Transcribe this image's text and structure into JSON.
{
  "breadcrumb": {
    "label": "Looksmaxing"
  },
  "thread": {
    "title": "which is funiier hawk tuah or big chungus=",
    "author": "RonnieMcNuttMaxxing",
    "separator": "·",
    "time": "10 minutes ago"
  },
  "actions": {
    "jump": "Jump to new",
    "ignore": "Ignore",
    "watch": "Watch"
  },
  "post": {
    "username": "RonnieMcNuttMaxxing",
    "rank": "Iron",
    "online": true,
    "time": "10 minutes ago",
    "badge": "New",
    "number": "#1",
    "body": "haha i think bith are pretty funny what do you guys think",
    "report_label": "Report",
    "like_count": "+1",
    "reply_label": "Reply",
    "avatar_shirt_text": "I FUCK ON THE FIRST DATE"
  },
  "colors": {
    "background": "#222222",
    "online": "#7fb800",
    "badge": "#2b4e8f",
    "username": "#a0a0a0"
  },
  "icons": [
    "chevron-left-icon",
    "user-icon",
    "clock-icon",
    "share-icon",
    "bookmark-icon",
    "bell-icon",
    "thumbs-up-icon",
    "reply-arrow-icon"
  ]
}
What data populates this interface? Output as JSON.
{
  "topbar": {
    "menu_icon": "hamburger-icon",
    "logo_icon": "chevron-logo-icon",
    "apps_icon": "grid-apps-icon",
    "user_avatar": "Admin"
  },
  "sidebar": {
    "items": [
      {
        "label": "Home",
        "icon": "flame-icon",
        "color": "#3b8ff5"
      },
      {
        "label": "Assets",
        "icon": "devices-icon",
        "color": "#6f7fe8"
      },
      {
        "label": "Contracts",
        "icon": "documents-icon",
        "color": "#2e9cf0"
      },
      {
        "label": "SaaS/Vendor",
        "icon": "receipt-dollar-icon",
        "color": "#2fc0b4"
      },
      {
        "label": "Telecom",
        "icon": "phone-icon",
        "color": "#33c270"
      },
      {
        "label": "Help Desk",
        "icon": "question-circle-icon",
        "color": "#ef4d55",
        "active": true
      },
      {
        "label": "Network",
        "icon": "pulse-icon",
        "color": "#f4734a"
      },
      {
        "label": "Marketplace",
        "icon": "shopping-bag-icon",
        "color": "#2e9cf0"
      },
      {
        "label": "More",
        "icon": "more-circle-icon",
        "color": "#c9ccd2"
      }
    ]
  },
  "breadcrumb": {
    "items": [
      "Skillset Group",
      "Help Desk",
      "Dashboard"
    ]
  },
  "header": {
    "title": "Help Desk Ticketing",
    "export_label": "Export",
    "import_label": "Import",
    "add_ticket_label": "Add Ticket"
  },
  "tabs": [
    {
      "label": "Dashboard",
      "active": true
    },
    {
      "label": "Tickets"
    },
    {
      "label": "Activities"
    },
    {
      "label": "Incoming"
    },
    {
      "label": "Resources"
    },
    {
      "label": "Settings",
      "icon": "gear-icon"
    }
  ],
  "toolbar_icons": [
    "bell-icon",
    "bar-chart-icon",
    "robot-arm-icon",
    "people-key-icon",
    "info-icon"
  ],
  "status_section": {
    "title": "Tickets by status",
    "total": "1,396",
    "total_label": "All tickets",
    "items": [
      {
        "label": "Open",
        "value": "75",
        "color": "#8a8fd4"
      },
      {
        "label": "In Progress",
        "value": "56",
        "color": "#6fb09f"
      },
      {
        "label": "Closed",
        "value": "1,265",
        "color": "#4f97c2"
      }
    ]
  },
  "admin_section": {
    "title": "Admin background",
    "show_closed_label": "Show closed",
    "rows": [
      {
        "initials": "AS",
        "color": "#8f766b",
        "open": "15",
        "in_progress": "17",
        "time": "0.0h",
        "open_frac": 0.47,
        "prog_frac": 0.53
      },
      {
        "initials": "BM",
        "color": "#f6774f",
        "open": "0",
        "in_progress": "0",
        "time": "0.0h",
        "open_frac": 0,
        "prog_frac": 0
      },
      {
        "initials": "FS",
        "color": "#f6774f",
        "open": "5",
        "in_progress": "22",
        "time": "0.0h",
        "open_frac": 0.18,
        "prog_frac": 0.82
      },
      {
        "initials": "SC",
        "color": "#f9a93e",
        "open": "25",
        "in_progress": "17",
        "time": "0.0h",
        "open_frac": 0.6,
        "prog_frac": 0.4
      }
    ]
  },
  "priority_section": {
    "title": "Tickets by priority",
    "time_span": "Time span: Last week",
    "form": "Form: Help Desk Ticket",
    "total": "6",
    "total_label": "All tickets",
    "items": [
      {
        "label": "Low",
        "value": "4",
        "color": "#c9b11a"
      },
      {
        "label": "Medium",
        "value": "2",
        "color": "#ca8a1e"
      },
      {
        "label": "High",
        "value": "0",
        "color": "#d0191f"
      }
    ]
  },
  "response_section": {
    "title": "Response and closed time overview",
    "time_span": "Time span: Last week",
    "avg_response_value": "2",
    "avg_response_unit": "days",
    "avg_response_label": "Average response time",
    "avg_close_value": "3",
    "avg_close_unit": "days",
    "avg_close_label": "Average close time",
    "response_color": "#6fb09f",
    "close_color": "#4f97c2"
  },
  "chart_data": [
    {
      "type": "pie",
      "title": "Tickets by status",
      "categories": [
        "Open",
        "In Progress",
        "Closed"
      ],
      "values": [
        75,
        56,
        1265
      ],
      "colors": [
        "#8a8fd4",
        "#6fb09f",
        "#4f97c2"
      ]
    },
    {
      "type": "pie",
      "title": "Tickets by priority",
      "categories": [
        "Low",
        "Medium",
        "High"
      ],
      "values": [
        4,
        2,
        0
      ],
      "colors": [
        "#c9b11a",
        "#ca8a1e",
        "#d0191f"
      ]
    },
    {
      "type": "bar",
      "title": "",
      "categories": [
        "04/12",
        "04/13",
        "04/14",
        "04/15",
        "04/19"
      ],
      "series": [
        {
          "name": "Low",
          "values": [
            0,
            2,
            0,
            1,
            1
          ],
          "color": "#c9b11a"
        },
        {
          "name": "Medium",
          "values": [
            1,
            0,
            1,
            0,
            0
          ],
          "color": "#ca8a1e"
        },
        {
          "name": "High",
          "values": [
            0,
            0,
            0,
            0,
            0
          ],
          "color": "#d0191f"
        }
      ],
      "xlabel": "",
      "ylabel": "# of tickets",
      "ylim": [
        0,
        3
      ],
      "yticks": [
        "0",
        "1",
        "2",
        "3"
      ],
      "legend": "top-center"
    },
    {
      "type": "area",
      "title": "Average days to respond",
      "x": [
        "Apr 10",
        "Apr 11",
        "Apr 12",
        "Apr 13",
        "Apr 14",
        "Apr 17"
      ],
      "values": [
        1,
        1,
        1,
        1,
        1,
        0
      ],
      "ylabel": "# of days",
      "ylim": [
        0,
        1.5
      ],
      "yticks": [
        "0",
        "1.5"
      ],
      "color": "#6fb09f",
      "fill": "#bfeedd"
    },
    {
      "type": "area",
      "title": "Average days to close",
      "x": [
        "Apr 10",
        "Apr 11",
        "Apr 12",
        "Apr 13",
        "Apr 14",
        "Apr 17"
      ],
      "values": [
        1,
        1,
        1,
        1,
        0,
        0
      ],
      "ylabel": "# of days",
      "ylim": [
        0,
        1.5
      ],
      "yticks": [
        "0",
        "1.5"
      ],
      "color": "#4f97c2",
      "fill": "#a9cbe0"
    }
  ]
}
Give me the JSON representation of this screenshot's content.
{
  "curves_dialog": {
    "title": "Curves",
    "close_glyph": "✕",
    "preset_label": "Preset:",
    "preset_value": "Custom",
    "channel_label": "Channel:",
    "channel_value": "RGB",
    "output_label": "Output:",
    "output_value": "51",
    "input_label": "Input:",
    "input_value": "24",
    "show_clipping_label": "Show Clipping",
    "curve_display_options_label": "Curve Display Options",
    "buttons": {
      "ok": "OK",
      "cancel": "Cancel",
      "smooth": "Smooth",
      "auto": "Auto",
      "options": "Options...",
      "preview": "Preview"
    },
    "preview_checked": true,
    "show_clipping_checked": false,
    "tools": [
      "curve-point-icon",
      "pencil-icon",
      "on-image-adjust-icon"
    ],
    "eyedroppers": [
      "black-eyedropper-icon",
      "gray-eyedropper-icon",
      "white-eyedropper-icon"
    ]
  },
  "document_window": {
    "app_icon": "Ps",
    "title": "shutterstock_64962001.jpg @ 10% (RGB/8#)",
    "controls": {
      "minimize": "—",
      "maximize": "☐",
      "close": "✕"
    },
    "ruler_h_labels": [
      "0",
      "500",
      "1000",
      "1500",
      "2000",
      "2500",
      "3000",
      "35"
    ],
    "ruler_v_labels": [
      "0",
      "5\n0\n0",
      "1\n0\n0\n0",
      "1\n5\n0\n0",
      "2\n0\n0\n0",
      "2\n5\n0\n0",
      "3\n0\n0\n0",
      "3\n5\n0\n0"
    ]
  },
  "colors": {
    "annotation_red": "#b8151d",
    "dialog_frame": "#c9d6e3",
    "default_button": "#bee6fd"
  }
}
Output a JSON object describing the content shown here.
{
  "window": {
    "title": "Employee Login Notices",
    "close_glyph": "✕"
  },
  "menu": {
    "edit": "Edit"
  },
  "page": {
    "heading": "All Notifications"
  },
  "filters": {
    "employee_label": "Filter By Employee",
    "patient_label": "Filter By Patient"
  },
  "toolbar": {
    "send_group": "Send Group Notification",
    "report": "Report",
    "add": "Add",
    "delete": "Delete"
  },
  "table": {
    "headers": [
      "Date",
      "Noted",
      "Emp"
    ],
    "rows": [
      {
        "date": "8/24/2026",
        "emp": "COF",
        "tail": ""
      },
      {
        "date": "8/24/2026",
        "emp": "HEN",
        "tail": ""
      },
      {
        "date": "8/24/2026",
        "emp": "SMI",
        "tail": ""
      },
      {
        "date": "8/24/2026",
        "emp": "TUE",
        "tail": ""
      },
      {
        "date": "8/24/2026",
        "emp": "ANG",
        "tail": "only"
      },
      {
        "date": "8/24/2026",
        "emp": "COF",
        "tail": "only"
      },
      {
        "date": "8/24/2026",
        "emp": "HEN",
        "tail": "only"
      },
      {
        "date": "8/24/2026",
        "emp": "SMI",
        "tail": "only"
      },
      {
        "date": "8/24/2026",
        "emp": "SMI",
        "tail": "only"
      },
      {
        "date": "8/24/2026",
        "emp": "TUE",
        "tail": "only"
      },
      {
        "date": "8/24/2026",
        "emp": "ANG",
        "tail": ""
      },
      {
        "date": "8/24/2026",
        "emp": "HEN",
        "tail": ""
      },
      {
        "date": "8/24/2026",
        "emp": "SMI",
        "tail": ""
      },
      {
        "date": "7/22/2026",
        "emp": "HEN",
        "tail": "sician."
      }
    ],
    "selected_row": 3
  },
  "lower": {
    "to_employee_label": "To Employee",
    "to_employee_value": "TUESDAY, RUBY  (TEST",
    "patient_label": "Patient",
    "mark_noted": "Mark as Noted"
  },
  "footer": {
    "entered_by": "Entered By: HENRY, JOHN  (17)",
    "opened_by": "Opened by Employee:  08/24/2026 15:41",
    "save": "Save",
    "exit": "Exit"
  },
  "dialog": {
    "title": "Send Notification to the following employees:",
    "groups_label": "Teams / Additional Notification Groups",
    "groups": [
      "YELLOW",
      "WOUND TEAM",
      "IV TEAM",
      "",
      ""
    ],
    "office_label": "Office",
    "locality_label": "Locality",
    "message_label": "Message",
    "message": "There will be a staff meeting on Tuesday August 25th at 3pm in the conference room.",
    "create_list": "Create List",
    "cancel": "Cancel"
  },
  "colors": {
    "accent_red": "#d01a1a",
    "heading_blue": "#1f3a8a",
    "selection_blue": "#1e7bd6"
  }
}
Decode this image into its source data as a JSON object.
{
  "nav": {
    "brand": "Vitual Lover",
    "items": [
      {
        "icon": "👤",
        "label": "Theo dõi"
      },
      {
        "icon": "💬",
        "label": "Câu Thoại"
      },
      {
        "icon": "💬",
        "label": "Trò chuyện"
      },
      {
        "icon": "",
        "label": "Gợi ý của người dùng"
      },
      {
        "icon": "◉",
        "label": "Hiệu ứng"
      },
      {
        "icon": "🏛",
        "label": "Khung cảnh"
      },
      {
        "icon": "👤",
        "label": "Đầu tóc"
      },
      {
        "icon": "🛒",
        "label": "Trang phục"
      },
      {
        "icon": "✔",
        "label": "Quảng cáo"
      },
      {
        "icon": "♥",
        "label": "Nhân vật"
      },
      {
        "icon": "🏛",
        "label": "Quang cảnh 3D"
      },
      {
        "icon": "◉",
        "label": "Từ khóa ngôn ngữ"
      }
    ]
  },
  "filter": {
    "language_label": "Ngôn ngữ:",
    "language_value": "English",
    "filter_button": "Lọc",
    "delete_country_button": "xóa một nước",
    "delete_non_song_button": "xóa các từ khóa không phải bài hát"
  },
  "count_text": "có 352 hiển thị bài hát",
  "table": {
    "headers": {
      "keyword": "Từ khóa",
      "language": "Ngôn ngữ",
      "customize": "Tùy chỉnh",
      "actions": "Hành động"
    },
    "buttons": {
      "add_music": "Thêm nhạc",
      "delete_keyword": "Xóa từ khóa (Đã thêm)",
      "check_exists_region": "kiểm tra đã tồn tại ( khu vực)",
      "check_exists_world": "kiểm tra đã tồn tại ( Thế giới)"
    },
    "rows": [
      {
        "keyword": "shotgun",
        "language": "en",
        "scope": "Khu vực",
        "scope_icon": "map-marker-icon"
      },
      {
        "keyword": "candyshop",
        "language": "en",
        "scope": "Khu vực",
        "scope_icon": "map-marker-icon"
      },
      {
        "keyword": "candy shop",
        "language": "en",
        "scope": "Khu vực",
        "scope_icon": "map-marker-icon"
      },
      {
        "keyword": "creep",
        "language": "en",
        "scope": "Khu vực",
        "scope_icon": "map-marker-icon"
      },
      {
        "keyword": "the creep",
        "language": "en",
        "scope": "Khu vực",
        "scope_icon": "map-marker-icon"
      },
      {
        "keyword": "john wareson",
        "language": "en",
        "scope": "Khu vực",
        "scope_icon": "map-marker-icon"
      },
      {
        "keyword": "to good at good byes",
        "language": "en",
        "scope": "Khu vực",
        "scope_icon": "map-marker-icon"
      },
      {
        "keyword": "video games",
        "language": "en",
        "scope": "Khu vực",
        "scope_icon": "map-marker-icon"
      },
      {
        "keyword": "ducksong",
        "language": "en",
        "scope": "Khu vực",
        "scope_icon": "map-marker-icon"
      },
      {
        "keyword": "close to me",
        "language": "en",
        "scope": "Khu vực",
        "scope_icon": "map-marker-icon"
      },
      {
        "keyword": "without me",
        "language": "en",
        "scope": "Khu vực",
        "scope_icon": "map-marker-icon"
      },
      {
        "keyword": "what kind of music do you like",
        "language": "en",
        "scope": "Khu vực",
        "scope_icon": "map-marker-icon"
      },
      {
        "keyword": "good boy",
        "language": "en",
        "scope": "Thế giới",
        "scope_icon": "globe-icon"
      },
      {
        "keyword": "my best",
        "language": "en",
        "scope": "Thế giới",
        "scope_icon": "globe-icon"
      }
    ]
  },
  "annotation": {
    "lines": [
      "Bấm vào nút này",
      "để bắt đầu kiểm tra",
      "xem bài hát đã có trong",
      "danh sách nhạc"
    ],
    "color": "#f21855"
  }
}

** OBJECTIVE **
Show every line of the listing in which the string "RonnieMcNuttMaxxing" can be found.

** TASK RESPONSE **
    "author": "RonnieMcNuttMaxxing",
    "username": "RonnieMcNuttMaxxing",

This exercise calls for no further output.